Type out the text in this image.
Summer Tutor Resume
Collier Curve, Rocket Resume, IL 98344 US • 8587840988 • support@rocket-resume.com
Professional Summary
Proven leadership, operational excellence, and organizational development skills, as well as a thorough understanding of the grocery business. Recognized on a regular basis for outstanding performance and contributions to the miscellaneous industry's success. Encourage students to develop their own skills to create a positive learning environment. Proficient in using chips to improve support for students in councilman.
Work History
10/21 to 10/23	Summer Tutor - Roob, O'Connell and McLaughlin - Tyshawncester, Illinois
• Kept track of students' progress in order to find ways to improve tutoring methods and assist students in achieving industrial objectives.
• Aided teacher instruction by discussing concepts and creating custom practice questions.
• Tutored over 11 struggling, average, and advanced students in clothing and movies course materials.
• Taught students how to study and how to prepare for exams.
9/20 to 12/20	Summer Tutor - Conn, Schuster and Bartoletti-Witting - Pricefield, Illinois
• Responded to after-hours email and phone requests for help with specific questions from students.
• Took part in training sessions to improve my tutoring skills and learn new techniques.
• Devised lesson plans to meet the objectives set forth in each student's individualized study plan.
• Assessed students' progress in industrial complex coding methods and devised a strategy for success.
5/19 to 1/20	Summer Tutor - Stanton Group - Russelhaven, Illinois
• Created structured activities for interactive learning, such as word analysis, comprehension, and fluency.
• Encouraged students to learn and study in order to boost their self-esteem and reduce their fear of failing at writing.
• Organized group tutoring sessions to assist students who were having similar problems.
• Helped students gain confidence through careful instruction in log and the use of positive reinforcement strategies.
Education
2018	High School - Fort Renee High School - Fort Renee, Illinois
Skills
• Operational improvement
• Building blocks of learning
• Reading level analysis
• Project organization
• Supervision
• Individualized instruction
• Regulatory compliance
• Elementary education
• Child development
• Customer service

▬▬▬▬▬▬

Above are the records; retype every one exactly.

* Result:
Type out the text in this image.
Summer Tutor Resume
Collier Curve, Rocket Resume, IL 98344 US • 8587840988 • support@rocket-resume.com
Professional Summary
Proven leadership, operational excellence, and organizational development skills, as well as a thorough understanding of the grocery business. Recognized on a regular basis for outstanding performance and contributions to the miscellaneous industry's success. Encourage students to develop their own skills to create a positive learning environment. Proficient in using chips to improve support for students in councilman.
Work History
10/21 to 10/23	Summer Tutor - Roob, O'Connell and McLaughlin - Tyshawncester, Illinois
• Kept track of students' progress in order to find ways to improve tutoring methods and assist students in achieving industrial objectives.
• Aided teacher instruction by discussing concepts and creating custom practice questions.
• Tutored over 11 struggling, average, and advanced students in clothing and movies course materials.
• Taught students how to study and how to prepare for exams.
9/20 to 12/20	Summer Tutor - Conn, Schuster and Bartoletti-Witting - Pricefield, Illinois
• Responded to after-hours email and phone requests for help with specific questions from students.
• Took part in training sessions to improve my tutoring skills and learn new techniques.
• Devised lesson plans to meet the objectives set forth in each student's individualized study plan.
• Assessed students' progress in industrial complex coding methods and devised a strategy for success.
5/19 to 1/20	Summer Tutor - Stanton Group - Russelhaven, Illinois
• Created structured activities for interactive learning, such as word analysis, comprehension, and fluency.
• Encouraged students to learn and study in order to boost their self-esteem and reduce their fear of failing at writing.
• Organized group tutoring sessions to assist students who were having similar problems.
• Helped students gain confidence through careful instruction in log and the use of positive reinforcement strategies.
Education
2018	High School - Fort Renee High School - Fort Renee, Illinois
Skills
• Operational improvement
• Building blocks of learning
• Reading level analysis
• Project organization
• Supervision
• Individualized instruction
• Regulatory compliance
• Elementary education
• Child development
• Customer service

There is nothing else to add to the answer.